• [WHAT IS BEING ASKED]:
Copy each record exactly as it reads, leaving out any pictures it holds.

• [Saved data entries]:
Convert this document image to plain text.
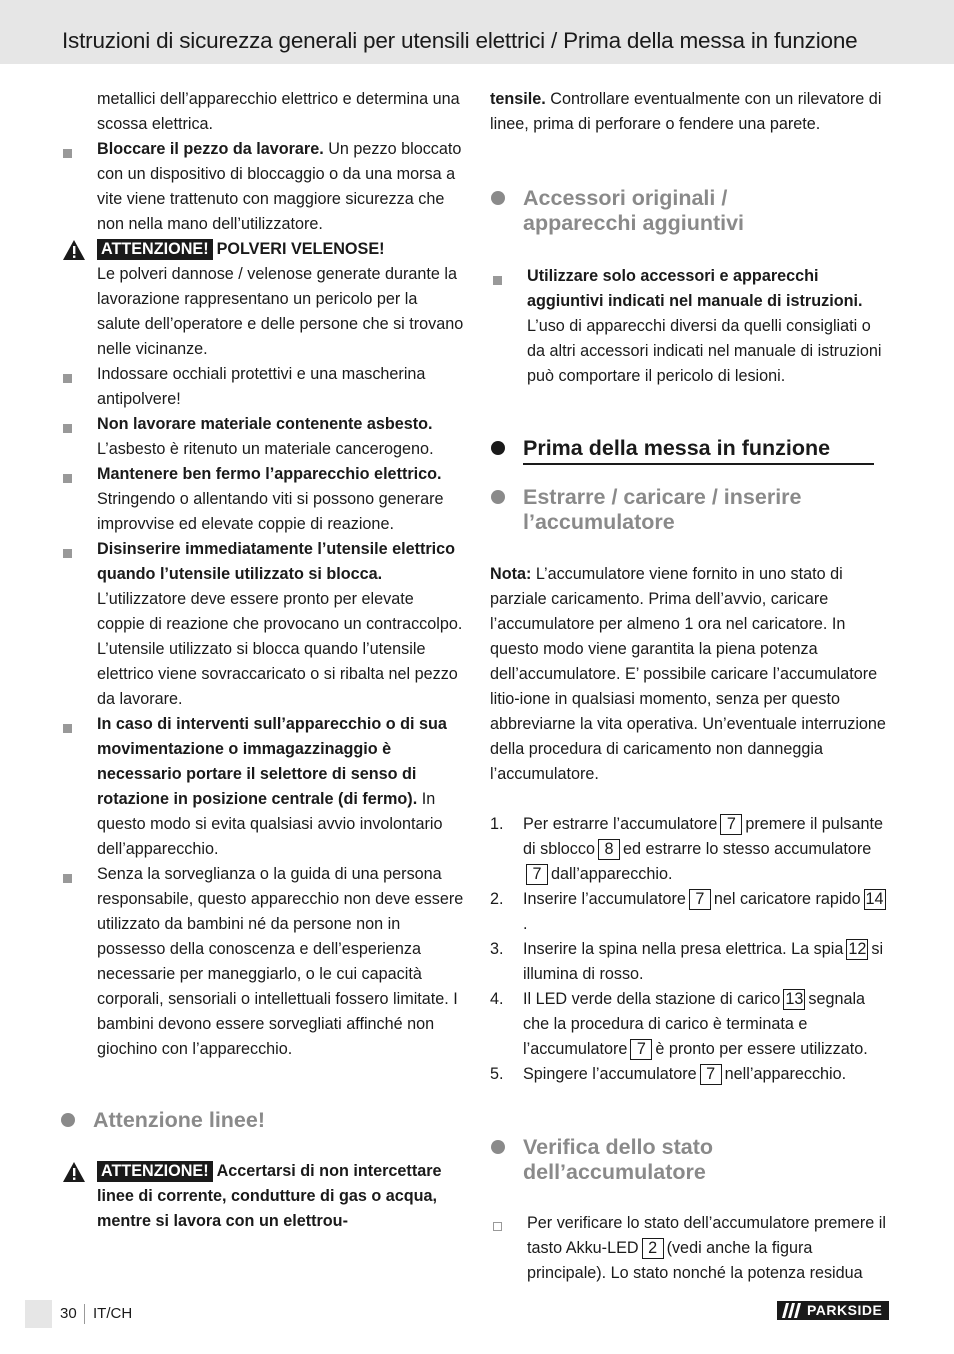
Istruzioni di sicurezza generali per utensili elettrici / Prima della messa in funzione

metallici dell’apparecchio elettrico e determina una scossa elettrica.

Bloccare il pezzo da lavorare. Un pezzo bloccato con un dispositivo di bloccaggio o da una morsa a vite viene trattenuto con maggiore sicurezza che non nella mano dell’utilizzatore.
ATTENZIONE! POLVERI VELENOSE!

Le polveri dannose / velenose generate durante la lavorazione rappresentano un pericolo per la salute dell’operatore e delle persone che si trovano nelle vicinanze.

Indossare occhiali protettivi e una mascherina antipolvere!
Non lavorare materiale contenente asbesto. L’asbesto è ritenuto un materiale cancerogeno.
Mantenere ben fermo l’apparecchio elettrico. Stringendo o allentando viti si possono generare improvvise ed elevate coppie di reazione.
Disinserire immediatamente l’utensile elettrico quando l’utensile utilizzato si blocca. L’utilizzatore deve essere pronto per elevate coppie di reazione che provocano un contraccolpo. L’utensile utilizzato si blocca quando l’utensile elettrico viene sovraccaricato o si ribalta nel pezzo da lavorare.
In caso di interventi sull’apparecchio o di sua movimentazione o immagazzinaggio è necessario portare il selettore di senso di rotazione in posizione centrale (di fermo). In questo modo si evita qualsiasi avvio involontario dell’apparecchio.
Senza la sorveglianza o la guida di una persona responsabile, questo apparecchio non deve essere utilizzato da bambini né da persone non in possesso della conoscenza e dell’esperienza necessarie per maneggiarlo, o le cui capacità corporali, sensoriali o intellettuali fossero limitate. I bambini devono essere sorvegliati affinché non giochino con l’apparecchio.
Attenzione linee!
ATTENZIONE! Accertarsi di non intercettare linee di corrente, condutture di gas o acqua, mentre si lavora con un elettrou-

tensile. Controllare eventualmente con un rilevatore di linee, prima di perforare o fendere una parete.

Accessori originali /
apparecchi aggiuntivi
Utilizzare solo accessori e apparecchi aggiuntivi indicati nel manuale di istruzioni. L’uso di apparecchi diversi da quelli consigliati o da altri accessori indicati nel manuale di istruzioni può comportare il pericolo di lesioni.
Prima della messa in funzione
Estrarre / caricare / inserire
l’accumulatore

Nota: L’accumulatore viene fornito in uno stato di parziale caricamento. Prima dell’avvio, caricare l’accumulatore per almeno 1 ora nel caricatore. In questo modo viene garantita la piena potenza dell’accumulatore. E’ possibile caricare l’accumulatore litio-ione in qualsiasi momento, senza per questo abbreviarne la vita operativa. Un’eventuale interruzione della procedura di caricamento non danneggia l’accumulatore.

1. Per estrarre l’accumulatore 7 premere il pulsante di sblocco 8 ed estrarre lo stesso accumulatore7 dall’apparecchio.
2. Inserire l’accumulatore 7 nel caricatore rapido 14.
3. Inserire la spina nella presa elettrica. La spia 12 si illumina di rosso.
4. Il LED verde della stazione di carico 13 segnala che la procedura di carico è terminata e l’accumulatore 7 è pronto per essere utilizzato.
5. Spingere l’accumulatore 7 nell’apparecchio.
Verifica dello stato
dell’accumulatore
Per verificare lo stato dell’accumulatore premere il tasto Akku-LED 2 (vedi anche la figura principale). Lo stato nonché la potenza residua
30 IT/CH	PARKSIDE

• [SOLUTION BELOW]:
Convert this document image to plain text.
Istruzioni di sicurezza generali per utensili elettrici / Prima della messa in funzione

metallici dell’apparecchio elettrico e determina una scossa elettrica.

Bloccare il pezzo da lavorare. Un pezzo bloccato con un dispositivo di bloccaggio o da una morsa a vite viene trattenuto con maggiore sicurezza che non nella mano dell’utilizzatore.
ATTENZIONE! POLVERI VELENOSE!

Le polveri dannose / velenose generate durante la lavorazione rappresentano un pericolo per la salute dell’operatore e delle persone che si trovano nelle vicinanze.

Indossare occhiali protettivi e una mascherina antipolvere!
Non lavorare materiale contenente asbesto. L’asbesto è ritenuto un materiale cancerogeno.
Mantenere ben fermo l’apparecchio elettrico. Stringendo o allentando viti si possono generare improvvise ed elevate coppie di reazione.
Disinserire immediatamente l’utensile elettrico quando l’utensile utilizzato si blocca. L’utilizzatore deve essere pronto per elevate coppie di reazione che provocano un contraccolpo. L’utensile utilizzato si blocca quando l’utensile elettrico viene sovraccaricato o si ribalta nel pezzo da lavorare.
In caso di interventi sull’apparecchio o di sua movimentazione o immagazzinaggio è necessario portare il selettore di senso di rotazione in posizione centrale (di fermo). In questo modo si evita qualsiasi avvio involontario dell’apparecchio.
Senza la sorveglianza o la guida di una persona responsabile, questo apparecchio non deve essere utilizzato da bambini né da persone non in possesso della conoscenza e dell’esperienza necessarie per maneggiarlo, o le cui capacità corporali, sensoriali o intellettuali fossero limitate. I bambini devono essere sorvegliati affinché non giochino con l’apparecchio.
Attenzione linee!
ATTENZIONE! Accertarsi di non intercettare linee di corrente, condutture di gas o acqua, mentre si lavora con un elettrou-

tensile. Controllare eventualmente con un rilevatore di linee, prima di perforare o fendere una parete.

Accessori originali /
apparecchi aggiuntivi
Utilizzare solo accessori e apparecchi aggiuntivi indicati nel manuale di istruzioni. L’uso di apparecchi diversi da quelli consigliati o da altri accessori indicati nel manuale di istruzioni può comportare il pericolo di lesioni.
Prima della messa in funzione
Estrarre / caricare / inserire
l’accumulatore

Nota: L’accumulatore viene fornito in uno stato di parziale caricamento. Prima dell’avvio, caricare l’accumulatore per almeno 1 ora nel caricatore. In questo modo viene garantita la piena potenza dell’accumulatore. E’ possibile caricare l’accumulatore litio-ione in qualsiasi momento, senza per questo abbreviarne la vita operativa. Un’eventuale interruzione della procedura di caricamento non danneggia l’accumulatore.

1. Per estrarre l’accumulatore 7 premere il pulsante di sblocco 8 ed estrarre lo stesso accumulatore7 dall’apparecchio.
2. Inserire l’accumulatore 7 nel caricatore rapido 14.
3. Inserire la spina nella presa elettrica. La spia 12 si illumina di rosso.
4. Il LED verde della stazione di carico 13 segnala che la procedura di carico è terminata e l’accumulatore 7 è pronto per essere utilizzato.
5. Spingere l’accumulatore 7 nell’apparecchio.
Verifica dello stato
dell’accumulatore
Per verificare lo stato dell’accumulatore premere il tasto Akku-LED 2 (vedi anche la figura principale). Lo stato nonché la potenza residua
30 IT/CH	PARKSIDE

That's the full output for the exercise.